■ **STATED GOAL**: Set all the material down again unchanged, without the pictures.

■ **EXERCISE MATERIALS**:
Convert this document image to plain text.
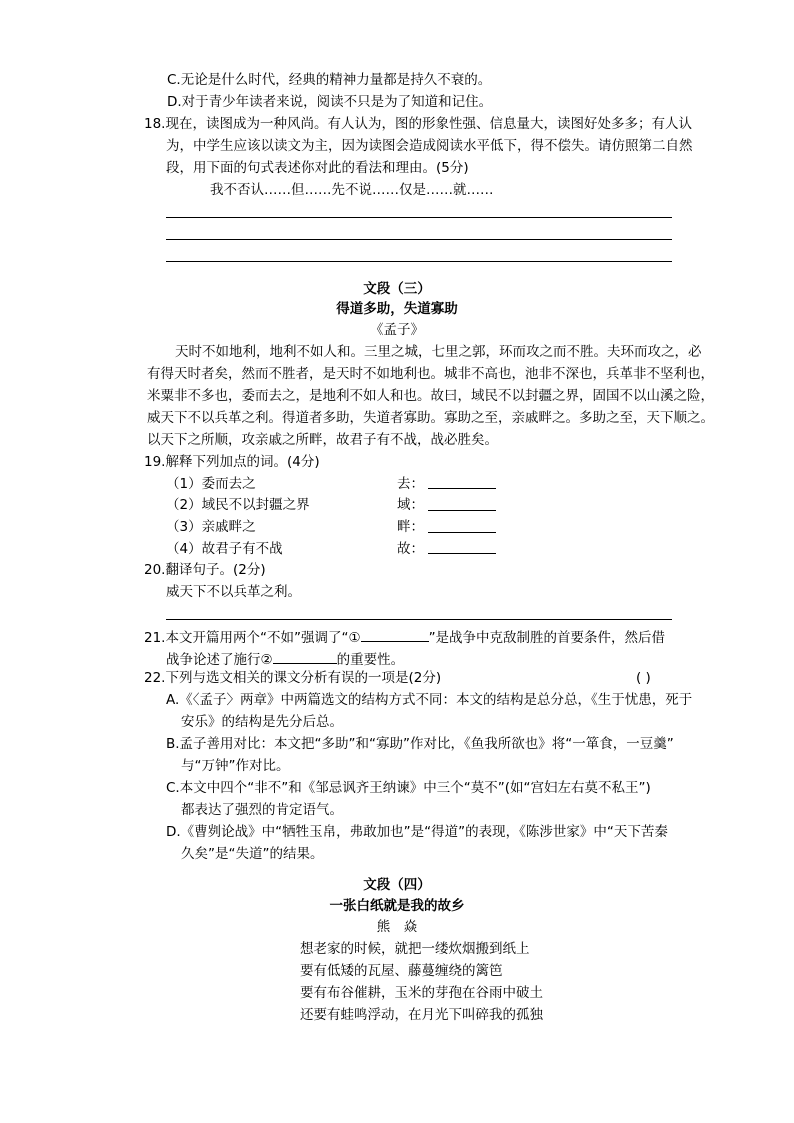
C.无论是什么时代，经典的精神力量都是持久不衰的。
D.对于青少年读者来说，阅读不只是为了知道和记住。
18.现在，读图成为一种风尚。有人认为，图的形象性强、信息量大，读图好处多多；有人认
为，中学生应该以读文为主，因为读图会造成阅读水平低下，得不偿失。请仿照第二自然
段，用下面的句式表述你对此的看法和理由。(5分)
我不否认……但……先不说……仅是……就……
文段（三）
得道多助，失道寡助
《孟子》
天时不如地利，地利不如人和。三里之城，七里之郭，环而攻之而不胜。夫环而攻之，必
有得天时者矣，然而不胜者，是天时不如地利也。城非不高也，池非不深也，兵革非不坚利也，
米粟非不多也，委而去之，是地利不如人和也。故曰，域民不以封疆之界，固国不以山溪之险，
威天下不以兵革之利。得道者多助，失道者寡助。寡助之至，亲戚畔之。多助之至，天下顺之。
以天下之所顺，攻亲戚之所畔，故君子有不战，战必胜矣。
19.解释下列加点的词。(4分)
（1）委而去之	去：
（2）域民不以封疆之界	域：
（3）亲戚畔之	畔：
（4）故君子有不战	故：
20.翻译句子。(2分)
威天下不以兵革之利。
21.本文开篇用两个“不如”强调了“①	”是战争中克敌制胜的首要条件，然后借
战争论述了施行②	的重要性。
22.下列与选文相关的课文分析有误的一项是(2分)	( )
A.《〈孟子〉两章》中两篇选文的结构方式不同：本文的结构是总分总，《生于忧患，死于
安乐》的结构是先分后总。
B.孟子善用对比：本文把“多助”和“寡助”作对比，《鱼我所欲也》将“一箪食，一豆羹”
与“万钟”作对比。
C.本文中四个“非不”和《邹忌讽齐王纳谏》中三个“莫不”(如“宫妇左右莫不私王”)
都表达了强烈的肯定语气。
D.《曹刿论战》中“牺牲玉帛，弗敢加也”是“得道”的表现，《陈涉世家》中“天下苦秦
久矣”是“失道”的结果。
文段（四）
一张白纸就是我的故乡
熊　焱
想老家的时候，就把一缕炊烟搬到纸上
要有低矮的瓦屋、藤蔓缠绕的篱笆
要有布谷催耕，玉米的芽孢在谷雨中破土
还要有蛙鸣浮动，在月光下叫碎我的孤独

■ **EXPECTED OUTPUT**:
Convert this document image to plain text.
C.无论是什么时代，经典的精神力量都是持久不衰的。
D.对于青少年读者来说，阅读不只是为了知道和记住。
18.现在，读图成为一种风尚。有人认为，图的形象性强、信息量大，读图好处多多；有人认
为，中学生应该以读文为主，因为读图会造成阅读水平低下，得不偿失。请仿照第二自然
段，用下面的句式表述你对此的看法和理由。(5分)
我不否认……但……先不说……仅是……就……
文段（三）
得道多助，失道寡助
《孟子》
天时不如地利，地利不如人和。三里之城，七里之郭，环而攻之而不胜。夫环而攻之，必
有得天时者矣，然而不胜者，是天时不如地利也。城非不高也，池非不深也，兵革非不坚利也，
米粟非不多也，委而去之，是地利不如人和也。故曰，域民不以封疆之界，固国不以山溪之险，
威天下不以兵革之利。得道者多助，失道者寡助。寡助之至，亲戚畔之。多助之至，天下顺之。
以天下之所顺，攻亲戚之所畔，故君子有不战，战必胜矣。
19.解释下列加点的词。(4分)
（1）委而去之	去：
（2）域民不以封疆之界	域：
（3）亲戚畔之	畔：
（4）故君子有不战	故：
20.翻译句子。(2分)
威天下不以兵革之利。
21.本文开篇用两个“不如”强调了“①	”是战争中克敌制胜的首要条件，然后借
战争论述了施行②	的重要性。
22.下列与选文相关的课文分析有误的一项是(2分)	( )
A.《〈孟子〉两章》中两篇选文的结构方式不同：本文的结构是总分总，《生于忧患，死于
安乐》的结构是先分后总。
B.孟子善用对比：本文把“多助”和“寡助”作对比，《鱼我所欲也》将“一箪食，一豆羹”
与“万钟”作对比。
C.本文中四个“非不”和《邹忌讽齐王纳谏》中三个“莫不”(如“宫妇左右莫不私王”)
都表达了强烈的肯定语气。
D.《曹刿论战》中“牺牲玉帛，弗敢加也”是“得道”的表现，《陈涉世家》中“天下苦秦
久矣”是“失道”的结果。
文段（四）
一张白纸就是我的故乡
熊　焱
想老家的时候，就把一缕炊烟搬到纸上
要有低矮的瓦屋、藤蔓缠绕的篱笆
要有布谷催耕，玉米的芽孢在谷雨中破土
还要有蛙鸣浮动，在月光下叫碎我的孤独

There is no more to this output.